-- Start --
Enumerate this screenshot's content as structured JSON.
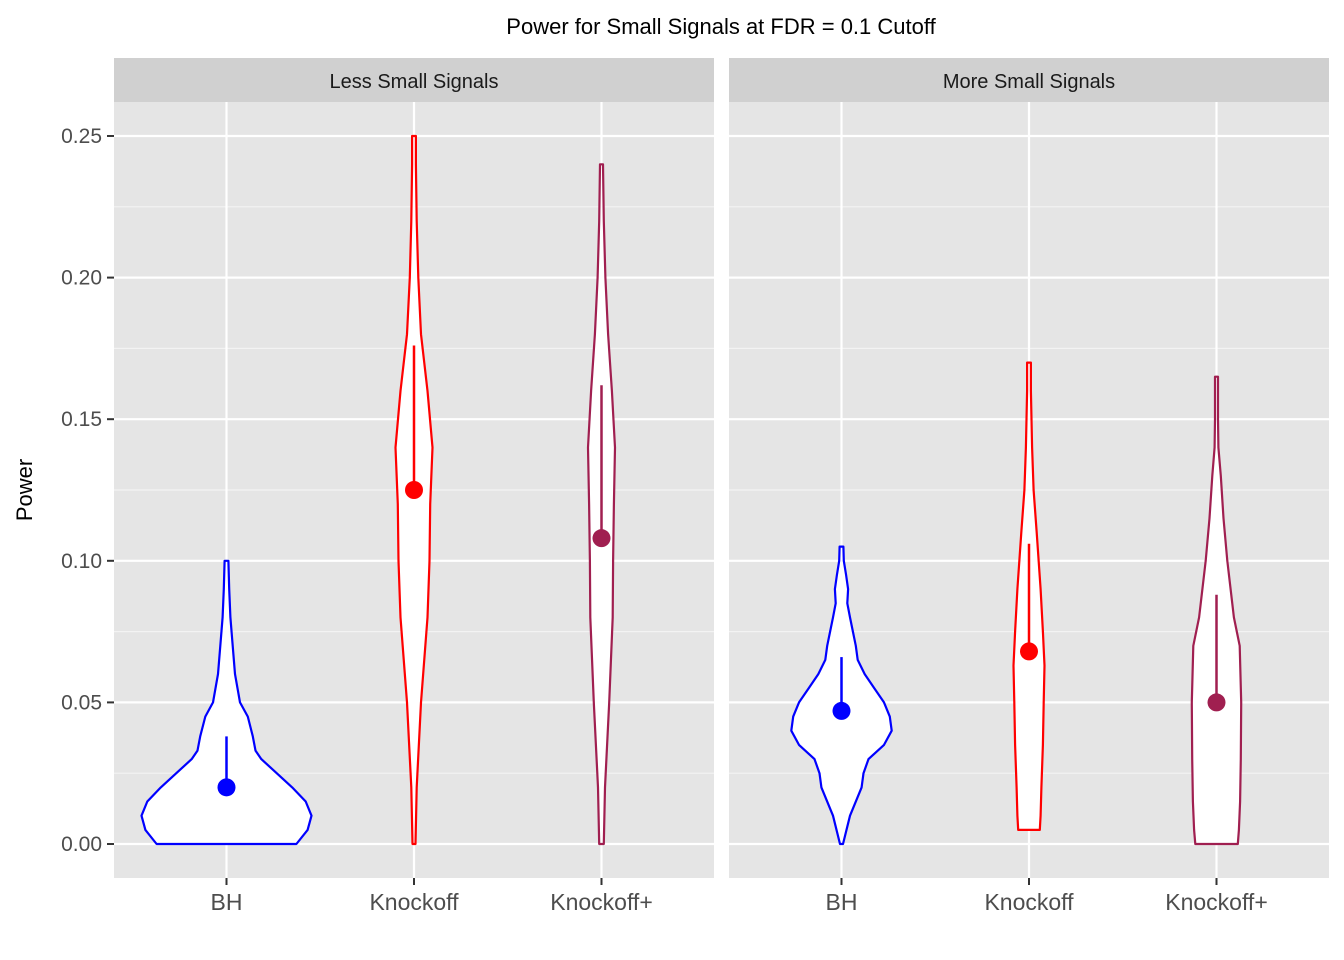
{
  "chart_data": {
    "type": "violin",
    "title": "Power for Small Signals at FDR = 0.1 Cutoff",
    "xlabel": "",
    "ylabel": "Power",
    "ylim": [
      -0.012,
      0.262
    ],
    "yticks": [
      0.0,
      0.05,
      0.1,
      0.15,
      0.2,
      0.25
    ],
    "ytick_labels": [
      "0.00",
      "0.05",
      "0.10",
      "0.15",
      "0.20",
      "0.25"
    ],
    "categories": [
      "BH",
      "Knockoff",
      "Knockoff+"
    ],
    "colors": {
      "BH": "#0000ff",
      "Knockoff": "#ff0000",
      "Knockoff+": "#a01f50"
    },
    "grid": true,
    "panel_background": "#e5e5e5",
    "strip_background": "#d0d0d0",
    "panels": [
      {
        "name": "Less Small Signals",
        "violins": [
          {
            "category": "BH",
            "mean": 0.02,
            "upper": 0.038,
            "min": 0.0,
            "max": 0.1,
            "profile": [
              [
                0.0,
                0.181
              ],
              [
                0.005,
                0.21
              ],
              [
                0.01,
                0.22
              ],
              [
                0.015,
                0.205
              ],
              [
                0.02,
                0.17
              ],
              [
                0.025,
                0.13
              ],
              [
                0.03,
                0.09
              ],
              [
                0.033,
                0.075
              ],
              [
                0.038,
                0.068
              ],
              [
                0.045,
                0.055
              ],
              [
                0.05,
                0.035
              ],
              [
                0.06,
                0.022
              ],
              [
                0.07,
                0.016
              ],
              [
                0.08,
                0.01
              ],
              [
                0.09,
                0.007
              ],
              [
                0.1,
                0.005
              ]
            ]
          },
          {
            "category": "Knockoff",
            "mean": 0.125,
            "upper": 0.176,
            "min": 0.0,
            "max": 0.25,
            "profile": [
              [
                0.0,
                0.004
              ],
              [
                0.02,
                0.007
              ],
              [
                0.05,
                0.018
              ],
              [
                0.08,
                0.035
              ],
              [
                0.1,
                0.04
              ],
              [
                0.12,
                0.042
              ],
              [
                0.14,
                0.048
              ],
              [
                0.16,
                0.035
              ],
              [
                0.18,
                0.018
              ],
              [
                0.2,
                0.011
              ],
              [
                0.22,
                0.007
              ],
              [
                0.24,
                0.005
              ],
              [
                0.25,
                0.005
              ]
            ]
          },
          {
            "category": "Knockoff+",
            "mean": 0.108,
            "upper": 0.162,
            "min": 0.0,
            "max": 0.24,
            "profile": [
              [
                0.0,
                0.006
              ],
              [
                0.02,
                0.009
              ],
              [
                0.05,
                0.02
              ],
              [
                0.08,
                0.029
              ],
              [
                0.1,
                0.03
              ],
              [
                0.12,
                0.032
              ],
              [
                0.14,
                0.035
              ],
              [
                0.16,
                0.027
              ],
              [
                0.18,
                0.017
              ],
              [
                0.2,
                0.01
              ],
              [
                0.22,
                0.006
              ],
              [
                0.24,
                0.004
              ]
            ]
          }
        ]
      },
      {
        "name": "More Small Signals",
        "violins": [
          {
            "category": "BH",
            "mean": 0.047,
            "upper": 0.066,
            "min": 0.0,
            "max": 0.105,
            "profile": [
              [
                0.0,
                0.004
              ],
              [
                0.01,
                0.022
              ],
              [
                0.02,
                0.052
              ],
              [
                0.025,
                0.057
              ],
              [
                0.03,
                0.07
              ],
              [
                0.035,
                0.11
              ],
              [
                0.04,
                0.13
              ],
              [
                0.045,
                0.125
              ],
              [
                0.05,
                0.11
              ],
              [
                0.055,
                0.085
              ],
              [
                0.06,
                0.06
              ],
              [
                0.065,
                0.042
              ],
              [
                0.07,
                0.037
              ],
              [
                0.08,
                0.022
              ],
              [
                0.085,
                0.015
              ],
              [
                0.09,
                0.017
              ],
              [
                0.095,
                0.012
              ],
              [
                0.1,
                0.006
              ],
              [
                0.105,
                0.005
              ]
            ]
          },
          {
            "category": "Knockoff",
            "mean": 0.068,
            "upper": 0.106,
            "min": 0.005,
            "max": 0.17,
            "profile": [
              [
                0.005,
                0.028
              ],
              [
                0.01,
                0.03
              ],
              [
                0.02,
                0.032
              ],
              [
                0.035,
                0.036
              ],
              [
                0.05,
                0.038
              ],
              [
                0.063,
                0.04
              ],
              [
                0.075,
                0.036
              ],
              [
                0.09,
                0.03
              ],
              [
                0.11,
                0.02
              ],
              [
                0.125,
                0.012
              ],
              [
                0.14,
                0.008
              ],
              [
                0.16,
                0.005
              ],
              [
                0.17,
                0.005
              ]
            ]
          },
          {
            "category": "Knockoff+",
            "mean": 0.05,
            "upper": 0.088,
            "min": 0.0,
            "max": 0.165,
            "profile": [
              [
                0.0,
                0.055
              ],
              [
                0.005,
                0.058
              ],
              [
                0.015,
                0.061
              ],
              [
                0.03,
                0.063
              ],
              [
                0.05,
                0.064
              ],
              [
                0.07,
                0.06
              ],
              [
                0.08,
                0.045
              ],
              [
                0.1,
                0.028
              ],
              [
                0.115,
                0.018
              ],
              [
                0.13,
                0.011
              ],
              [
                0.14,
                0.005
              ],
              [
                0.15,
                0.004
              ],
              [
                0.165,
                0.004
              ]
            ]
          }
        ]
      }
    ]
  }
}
-- End --
-- Start --
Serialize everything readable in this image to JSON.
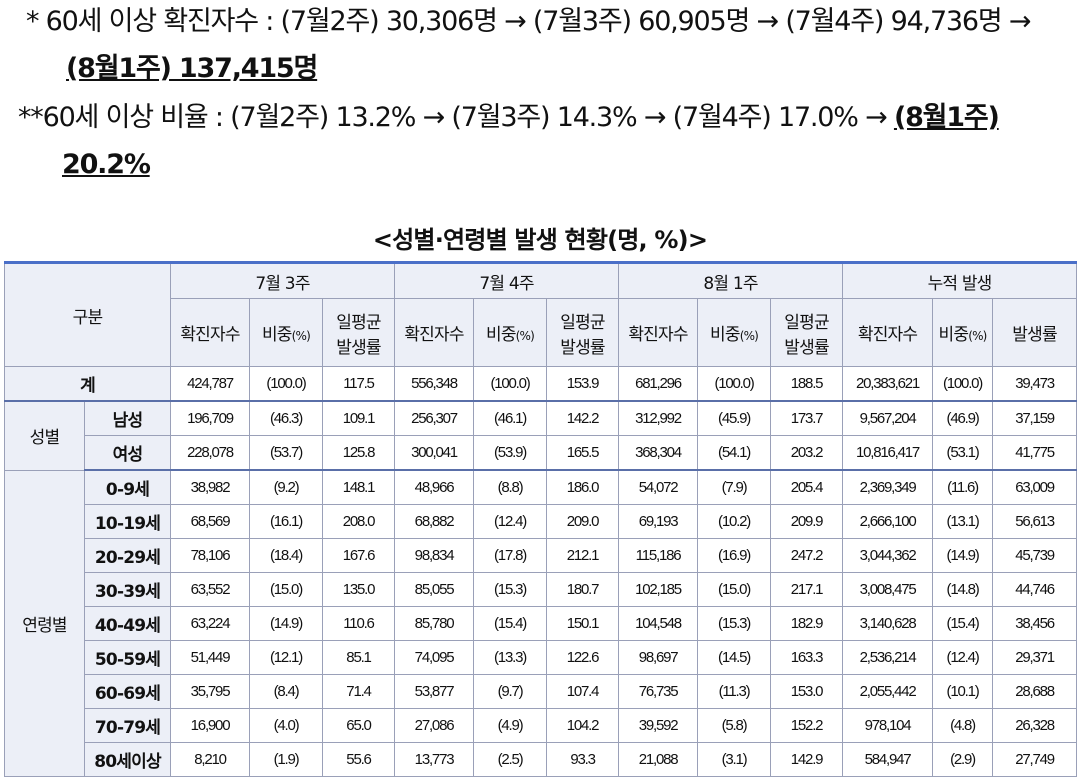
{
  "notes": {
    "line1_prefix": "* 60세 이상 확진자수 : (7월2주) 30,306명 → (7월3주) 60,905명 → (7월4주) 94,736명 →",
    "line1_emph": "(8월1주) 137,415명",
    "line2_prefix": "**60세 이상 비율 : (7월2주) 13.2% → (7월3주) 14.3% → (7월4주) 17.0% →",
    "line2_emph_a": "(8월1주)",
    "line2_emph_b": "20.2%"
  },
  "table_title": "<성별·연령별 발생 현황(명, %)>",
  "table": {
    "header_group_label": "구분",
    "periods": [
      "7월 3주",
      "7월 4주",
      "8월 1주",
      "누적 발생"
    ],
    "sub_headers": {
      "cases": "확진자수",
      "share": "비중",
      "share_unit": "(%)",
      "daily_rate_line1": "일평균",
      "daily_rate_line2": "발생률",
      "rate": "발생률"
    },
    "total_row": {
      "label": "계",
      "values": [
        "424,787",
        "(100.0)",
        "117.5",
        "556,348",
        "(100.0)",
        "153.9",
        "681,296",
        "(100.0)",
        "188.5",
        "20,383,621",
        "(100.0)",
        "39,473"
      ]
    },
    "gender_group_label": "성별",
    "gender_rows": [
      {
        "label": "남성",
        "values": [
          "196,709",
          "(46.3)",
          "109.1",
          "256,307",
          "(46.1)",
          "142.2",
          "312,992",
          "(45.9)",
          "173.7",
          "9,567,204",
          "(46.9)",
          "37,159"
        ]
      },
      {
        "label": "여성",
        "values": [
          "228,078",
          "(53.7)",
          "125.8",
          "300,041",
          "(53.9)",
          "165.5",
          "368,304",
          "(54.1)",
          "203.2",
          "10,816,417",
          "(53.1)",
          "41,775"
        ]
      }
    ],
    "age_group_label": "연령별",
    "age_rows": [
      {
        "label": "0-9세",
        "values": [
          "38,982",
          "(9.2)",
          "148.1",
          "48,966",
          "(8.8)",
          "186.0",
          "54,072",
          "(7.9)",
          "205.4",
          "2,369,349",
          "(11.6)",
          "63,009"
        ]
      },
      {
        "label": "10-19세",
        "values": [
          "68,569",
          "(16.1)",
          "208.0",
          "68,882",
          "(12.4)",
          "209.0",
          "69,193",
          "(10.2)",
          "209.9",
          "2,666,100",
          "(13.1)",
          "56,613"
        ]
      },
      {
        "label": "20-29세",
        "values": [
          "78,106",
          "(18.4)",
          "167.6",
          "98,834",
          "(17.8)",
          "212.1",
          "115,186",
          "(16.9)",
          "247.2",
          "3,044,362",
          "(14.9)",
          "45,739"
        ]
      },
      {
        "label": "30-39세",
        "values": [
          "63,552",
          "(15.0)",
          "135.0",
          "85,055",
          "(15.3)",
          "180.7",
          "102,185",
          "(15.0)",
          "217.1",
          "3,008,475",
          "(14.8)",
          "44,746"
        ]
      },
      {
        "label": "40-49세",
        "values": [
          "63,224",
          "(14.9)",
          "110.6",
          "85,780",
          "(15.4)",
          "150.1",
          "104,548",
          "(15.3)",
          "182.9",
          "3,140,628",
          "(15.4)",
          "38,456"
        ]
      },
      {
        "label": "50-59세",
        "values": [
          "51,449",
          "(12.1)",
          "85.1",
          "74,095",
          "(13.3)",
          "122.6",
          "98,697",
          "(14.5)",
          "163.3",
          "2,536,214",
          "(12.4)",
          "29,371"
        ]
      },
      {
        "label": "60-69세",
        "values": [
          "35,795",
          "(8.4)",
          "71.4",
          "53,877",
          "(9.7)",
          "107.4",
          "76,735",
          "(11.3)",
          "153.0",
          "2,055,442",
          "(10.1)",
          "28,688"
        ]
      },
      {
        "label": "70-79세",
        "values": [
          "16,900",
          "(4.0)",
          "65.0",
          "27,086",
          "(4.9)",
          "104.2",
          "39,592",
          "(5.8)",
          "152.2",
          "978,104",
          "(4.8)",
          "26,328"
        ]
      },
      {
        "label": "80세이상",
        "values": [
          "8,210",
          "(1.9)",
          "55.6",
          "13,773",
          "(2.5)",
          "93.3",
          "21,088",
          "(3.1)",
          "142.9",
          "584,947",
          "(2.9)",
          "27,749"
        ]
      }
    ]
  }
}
-- End --
--- TASK DESCRIPTION ---
Look through the data above. Copy every line with the string "Knockoff" in it.

--- CORRECT ANSWER ---
      "Knockoff",
      "Knockoff+"
      "Knockoff": "#ff0000",
      "Knockoff+": "#a01f50"
            "category": "Knockoff",
            "category": "Knockoff+",
            "category": "Knockoff",
            "category": "Knockoff+",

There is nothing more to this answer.